-------- DATA SHOWN --------

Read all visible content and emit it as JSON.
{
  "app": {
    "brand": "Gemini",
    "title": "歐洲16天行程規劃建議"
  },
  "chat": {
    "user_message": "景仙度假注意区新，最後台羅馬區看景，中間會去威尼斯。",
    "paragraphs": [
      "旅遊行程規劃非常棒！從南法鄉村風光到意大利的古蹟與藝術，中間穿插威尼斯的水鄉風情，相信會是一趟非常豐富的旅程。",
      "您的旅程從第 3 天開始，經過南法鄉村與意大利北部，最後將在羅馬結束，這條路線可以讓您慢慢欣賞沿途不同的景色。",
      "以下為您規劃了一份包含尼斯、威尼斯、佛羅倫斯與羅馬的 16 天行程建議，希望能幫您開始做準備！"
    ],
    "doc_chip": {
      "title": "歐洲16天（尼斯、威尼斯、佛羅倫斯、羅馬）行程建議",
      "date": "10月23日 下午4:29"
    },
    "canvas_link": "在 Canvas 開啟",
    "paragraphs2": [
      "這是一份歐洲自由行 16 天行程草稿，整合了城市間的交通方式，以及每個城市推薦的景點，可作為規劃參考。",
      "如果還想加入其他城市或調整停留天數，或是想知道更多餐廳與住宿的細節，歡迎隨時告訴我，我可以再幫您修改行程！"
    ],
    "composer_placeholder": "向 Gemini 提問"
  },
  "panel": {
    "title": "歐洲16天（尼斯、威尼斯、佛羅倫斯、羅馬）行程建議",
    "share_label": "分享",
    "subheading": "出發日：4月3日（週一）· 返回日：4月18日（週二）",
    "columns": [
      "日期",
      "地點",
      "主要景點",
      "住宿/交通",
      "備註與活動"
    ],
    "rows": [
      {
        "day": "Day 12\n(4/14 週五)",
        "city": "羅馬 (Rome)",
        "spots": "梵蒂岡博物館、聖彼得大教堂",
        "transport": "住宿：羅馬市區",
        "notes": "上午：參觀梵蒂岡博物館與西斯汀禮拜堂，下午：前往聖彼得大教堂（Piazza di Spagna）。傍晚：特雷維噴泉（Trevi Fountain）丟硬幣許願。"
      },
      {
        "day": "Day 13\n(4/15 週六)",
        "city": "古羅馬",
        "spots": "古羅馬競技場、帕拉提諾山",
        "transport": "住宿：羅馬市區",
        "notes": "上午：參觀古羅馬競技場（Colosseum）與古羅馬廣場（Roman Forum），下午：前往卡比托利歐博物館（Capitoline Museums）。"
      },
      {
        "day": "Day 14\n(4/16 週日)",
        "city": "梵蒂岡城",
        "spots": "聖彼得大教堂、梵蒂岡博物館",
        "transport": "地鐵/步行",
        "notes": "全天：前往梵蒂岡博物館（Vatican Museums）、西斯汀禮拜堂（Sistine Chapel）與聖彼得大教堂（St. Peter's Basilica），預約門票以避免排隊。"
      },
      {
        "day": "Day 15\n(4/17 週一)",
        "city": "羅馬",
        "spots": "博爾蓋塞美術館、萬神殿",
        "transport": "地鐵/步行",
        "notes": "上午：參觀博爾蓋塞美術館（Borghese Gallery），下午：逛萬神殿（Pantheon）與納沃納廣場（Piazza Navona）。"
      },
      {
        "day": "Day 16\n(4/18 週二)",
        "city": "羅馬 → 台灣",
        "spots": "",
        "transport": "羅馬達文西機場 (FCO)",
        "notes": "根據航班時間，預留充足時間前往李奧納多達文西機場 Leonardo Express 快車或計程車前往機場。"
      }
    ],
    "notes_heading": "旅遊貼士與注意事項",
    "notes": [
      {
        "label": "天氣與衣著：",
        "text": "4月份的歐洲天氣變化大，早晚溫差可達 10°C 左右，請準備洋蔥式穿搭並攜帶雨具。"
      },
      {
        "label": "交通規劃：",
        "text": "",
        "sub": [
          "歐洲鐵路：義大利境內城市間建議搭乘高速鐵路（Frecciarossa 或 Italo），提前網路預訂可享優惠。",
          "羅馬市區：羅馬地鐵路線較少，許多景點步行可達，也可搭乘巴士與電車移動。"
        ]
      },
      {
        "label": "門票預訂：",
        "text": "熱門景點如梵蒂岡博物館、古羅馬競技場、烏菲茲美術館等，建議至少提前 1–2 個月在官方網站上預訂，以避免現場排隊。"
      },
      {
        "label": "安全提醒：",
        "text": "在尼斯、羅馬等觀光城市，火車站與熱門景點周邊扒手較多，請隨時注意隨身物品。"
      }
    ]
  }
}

--------

### JOB
Copy every line that includes the string "title" from the material above.

### WRITTEN REPLY
    "title": "歐洲16天行程規劃建議"
      "title": "歐洲16天（尼斯、威尼斯、佛羅倫斯、羅馬）行程建議",
    "title": "歐洲16天（尼斯、威尼斯、佛羅倫斯、羅馬）行程建議",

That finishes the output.